- _PASSAGE TO READ_

+ + +

I'm trying to sketch the function $$f(x)=\frac{\ln(5x^2+x)}{2-3x}$$ .
When I do the first derivative I get $$\frac{d}{dx}\bigg(\frac{\ln(5 x^2 + x)}{2 - 3 x}\bigg) = \frac{10 x + 1}{(2 - 3 x) (5 x^2 + x)}+\frac{3\ln(5 x^2 + x)}{(2 - 3 x)^2}$$ .
Then I wanted to solve the inequality $ f'(x)>0 $ (where $f'(x)$ is the first derivative) to see if there is any max/min point, and then i would like to solve $ f''(x)>0 $ to see if the concavity is convex or concave.
The problem is i couldn't solve both $ f'(x)>0 $ and $ f''(x)>0 $ .
It's 3 days I'm looking for a way to solve it and I understood that it is a Transcendental Function and that there are some way to approximate a solution with e.g. Newton's Method (which is pretty cool), but it is a bit convoluted since i should also find the third derivative in order to solve the second derivative inequality.
My question is: Is there an easy way to find max, min and concavity of a function where its first and second derivative are Transcendental functions?
Thanks for any hint

+ + +

- _EXERCISE MATERIAL_
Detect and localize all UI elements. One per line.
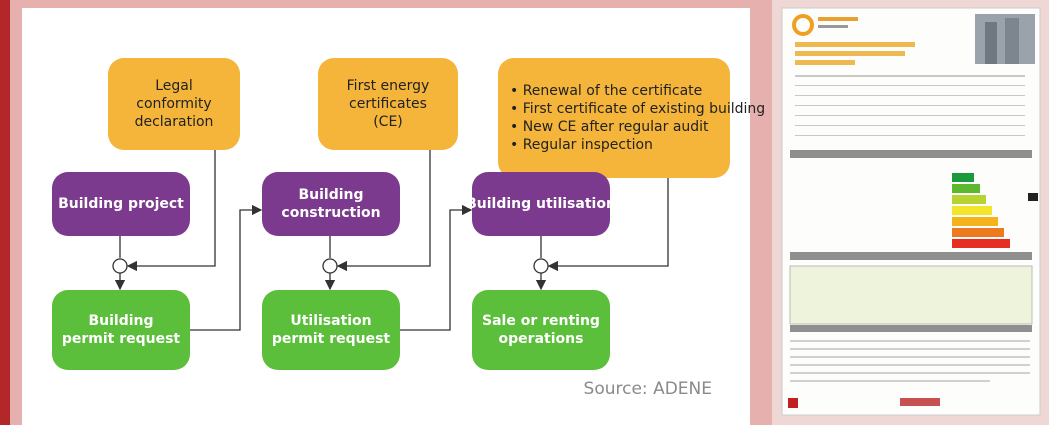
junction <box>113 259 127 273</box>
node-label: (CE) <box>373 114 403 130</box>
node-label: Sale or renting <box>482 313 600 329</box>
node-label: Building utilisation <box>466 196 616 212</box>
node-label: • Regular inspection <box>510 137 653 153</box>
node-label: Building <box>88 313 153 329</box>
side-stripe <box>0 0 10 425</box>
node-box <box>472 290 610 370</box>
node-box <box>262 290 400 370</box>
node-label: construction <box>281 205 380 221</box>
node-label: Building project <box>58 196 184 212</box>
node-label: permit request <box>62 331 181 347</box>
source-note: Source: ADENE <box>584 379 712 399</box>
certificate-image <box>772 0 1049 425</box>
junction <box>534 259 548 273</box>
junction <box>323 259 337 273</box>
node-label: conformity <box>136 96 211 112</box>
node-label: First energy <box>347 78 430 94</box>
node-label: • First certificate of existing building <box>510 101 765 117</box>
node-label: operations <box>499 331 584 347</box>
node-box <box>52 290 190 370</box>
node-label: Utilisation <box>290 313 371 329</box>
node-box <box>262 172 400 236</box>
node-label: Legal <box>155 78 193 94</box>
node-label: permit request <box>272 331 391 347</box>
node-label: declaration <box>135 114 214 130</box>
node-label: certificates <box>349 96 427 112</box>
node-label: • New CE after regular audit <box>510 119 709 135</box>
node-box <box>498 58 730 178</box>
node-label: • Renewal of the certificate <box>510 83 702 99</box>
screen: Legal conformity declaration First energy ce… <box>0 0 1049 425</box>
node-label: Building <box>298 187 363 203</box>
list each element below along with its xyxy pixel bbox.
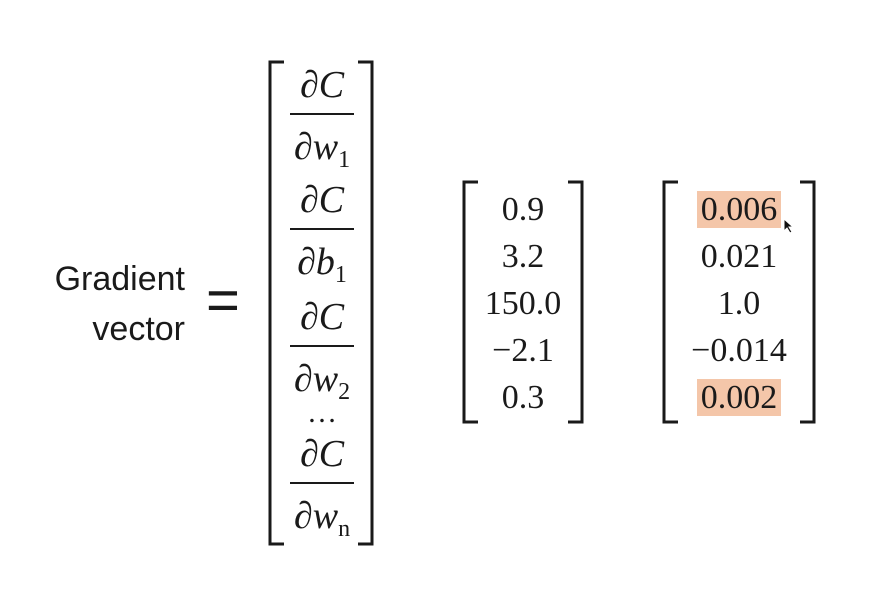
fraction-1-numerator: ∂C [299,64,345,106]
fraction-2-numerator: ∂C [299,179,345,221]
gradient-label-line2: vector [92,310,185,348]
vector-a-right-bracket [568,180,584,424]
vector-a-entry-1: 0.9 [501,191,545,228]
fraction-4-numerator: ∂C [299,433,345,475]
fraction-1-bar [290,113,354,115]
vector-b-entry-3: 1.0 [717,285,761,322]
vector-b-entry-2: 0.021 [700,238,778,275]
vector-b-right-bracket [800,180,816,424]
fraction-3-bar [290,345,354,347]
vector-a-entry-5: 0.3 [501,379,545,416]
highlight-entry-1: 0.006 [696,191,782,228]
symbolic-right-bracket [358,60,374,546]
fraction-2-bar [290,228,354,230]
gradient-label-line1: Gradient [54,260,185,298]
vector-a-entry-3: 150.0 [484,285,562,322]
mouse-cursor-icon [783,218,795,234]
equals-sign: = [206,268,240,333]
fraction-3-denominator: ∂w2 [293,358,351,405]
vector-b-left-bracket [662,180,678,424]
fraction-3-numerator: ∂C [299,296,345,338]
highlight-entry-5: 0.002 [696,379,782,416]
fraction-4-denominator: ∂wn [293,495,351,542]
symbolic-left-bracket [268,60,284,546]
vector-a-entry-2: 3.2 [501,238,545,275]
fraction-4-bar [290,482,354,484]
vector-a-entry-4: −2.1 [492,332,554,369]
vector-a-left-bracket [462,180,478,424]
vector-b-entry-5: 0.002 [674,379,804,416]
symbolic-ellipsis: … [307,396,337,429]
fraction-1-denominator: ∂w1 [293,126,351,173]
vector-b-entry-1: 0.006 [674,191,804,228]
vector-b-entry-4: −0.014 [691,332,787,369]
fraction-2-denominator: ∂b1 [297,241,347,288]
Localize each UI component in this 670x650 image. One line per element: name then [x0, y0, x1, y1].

+ + +

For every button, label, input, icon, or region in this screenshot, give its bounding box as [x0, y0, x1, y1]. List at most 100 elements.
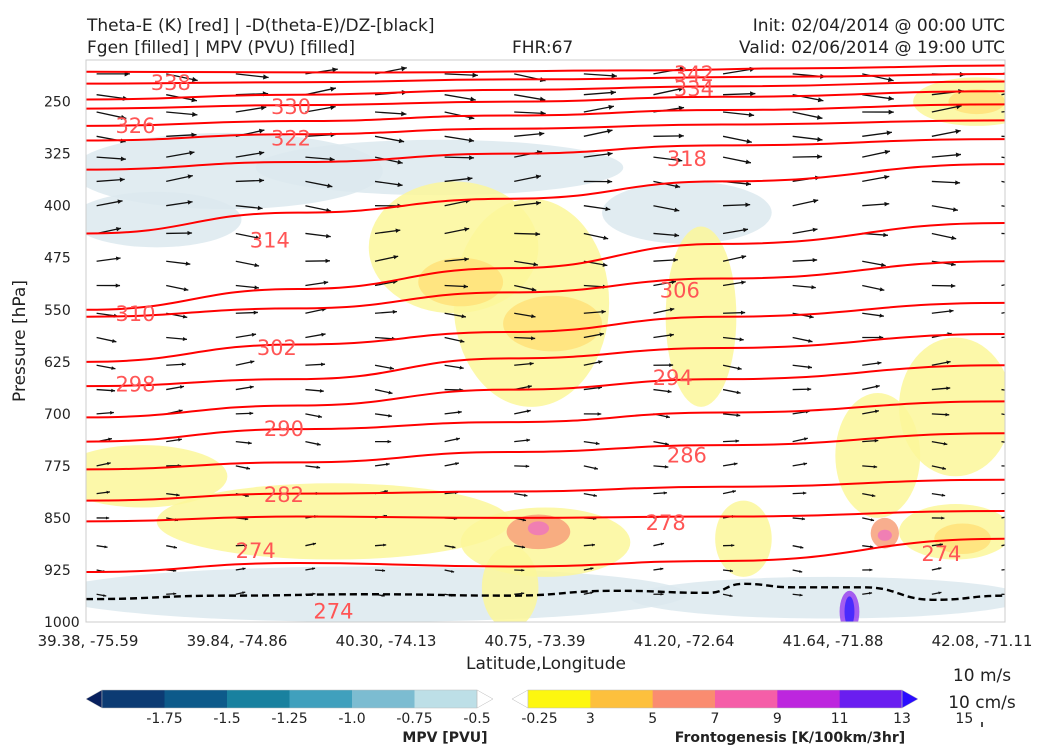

+ + +

- _WORK TO COMPLETE_
1. According to the post about sketching the logarithmic function, which method does the writer mention for approximating a solution?
2. Rewrite the rows that start at the line containing "list each element" and end after the line containing "vector-a-right-bracket [568,180,584,424]", replacing "numerator" with "top" and keeping everything else unchanged. Leave the picture out of your answer.

- _EXERCISE RESULTS_
1. Newton's Method

2.
list each element below along with its xyxy pixel bbox.
fraction-1-top: ∂C [299,64,345,106]
fraction-2-top: ∂C [299,179,345,221]
gradient-label-line2: vector [92,310,185,348]
vector-a-right-bracket [568,180,584,424]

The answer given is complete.